◆ LISTING
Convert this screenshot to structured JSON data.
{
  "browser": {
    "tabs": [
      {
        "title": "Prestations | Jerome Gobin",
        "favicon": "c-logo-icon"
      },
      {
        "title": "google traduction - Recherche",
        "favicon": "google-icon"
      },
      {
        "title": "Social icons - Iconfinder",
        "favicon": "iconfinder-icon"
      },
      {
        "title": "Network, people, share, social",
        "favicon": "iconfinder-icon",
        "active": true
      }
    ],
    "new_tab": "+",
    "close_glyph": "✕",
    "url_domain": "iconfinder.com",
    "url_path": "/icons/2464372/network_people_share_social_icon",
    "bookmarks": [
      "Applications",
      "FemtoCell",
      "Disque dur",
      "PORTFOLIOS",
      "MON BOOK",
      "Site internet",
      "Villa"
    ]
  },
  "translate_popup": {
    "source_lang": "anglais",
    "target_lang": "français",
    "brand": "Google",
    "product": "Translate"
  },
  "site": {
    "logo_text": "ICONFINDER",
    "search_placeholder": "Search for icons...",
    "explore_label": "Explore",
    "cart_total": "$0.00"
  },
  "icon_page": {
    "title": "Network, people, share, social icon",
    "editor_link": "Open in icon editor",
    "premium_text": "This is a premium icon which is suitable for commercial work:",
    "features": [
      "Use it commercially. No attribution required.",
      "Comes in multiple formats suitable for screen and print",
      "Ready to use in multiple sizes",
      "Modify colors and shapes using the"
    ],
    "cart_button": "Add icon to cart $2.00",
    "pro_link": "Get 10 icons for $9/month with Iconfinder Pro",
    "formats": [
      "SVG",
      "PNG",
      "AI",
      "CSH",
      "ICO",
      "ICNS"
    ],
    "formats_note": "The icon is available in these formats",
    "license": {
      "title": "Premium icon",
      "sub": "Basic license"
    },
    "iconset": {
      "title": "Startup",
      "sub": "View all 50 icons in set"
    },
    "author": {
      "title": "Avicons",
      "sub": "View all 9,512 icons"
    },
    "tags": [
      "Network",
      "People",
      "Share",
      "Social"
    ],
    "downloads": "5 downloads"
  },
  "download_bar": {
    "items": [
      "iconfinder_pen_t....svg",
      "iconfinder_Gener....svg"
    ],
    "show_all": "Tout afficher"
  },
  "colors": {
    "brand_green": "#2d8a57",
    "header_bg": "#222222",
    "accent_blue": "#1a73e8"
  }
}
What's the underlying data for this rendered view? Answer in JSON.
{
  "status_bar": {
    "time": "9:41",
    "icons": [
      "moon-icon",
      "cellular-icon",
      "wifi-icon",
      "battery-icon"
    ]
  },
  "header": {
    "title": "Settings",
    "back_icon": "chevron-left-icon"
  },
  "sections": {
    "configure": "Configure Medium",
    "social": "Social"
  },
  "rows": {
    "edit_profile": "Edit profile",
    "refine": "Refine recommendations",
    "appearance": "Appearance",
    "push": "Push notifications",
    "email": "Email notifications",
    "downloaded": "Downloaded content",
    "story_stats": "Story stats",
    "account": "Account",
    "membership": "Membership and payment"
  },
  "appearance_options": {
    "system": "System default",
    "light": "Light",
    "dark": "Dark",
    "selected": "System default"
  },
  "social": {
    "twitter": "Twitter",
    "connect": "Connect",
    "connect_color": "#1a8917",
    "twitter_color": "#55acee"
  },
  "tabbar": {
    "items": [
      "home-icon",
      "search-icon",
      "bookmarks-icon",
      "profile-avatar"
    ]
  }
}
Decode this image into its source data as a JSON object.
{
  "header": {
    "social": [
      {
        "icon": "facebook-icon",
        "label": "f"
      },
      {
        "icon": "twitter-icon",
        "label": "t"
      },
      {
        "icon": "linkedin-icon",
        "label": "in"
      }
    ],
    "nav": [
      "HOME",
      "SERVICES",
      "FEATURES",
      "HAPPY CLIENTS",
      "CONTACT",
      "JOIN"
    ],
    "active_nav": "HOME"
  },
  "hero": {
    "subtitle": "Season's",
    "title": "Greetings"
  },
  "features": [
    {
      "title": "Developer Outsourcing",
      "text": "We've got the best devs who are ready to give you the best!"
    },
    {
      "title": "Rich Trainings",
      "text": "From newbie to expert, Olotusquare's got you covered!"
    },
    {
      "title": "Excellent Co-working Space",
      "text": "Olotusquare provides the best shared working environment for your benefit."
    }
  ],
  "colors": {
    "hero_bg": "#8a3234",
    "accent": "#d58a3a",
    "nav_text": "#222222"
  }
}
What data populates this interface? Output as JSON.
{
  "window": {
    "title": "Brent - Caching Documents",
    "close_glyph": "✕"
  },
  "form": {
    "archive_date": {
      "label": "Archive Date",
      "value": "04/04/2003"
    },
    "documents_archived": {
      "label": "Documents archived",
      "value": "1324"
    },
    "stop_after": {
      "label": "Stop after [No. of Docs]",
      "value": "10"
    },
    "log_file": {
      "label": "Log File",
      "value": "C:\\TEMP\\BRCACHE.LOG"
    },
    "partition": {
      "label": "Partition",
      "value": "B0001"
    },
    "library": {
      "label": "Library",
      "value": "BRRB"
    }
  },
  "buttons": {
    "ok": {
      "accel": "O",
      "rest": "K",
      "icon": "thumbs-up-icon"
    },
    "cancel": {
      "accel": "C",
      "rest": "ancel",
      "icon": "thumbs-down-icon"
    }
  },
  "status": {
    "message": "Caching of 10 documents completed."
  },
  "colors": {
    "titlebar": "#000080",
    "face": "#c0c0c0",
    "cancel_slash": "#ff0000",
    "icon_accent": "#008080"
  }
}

◆ WHAT YOU HAVE TO DO
Check each line above for the string "data", then copy the ones that have it.

◆ EXERCISE SOLUTION
Convert this screenshot to structured JSON data.
What's the underlying data for this rendered view? Answer in JSON.
Decode this image into its source data as a JSON object.
What data populates this interface? Output as JSON.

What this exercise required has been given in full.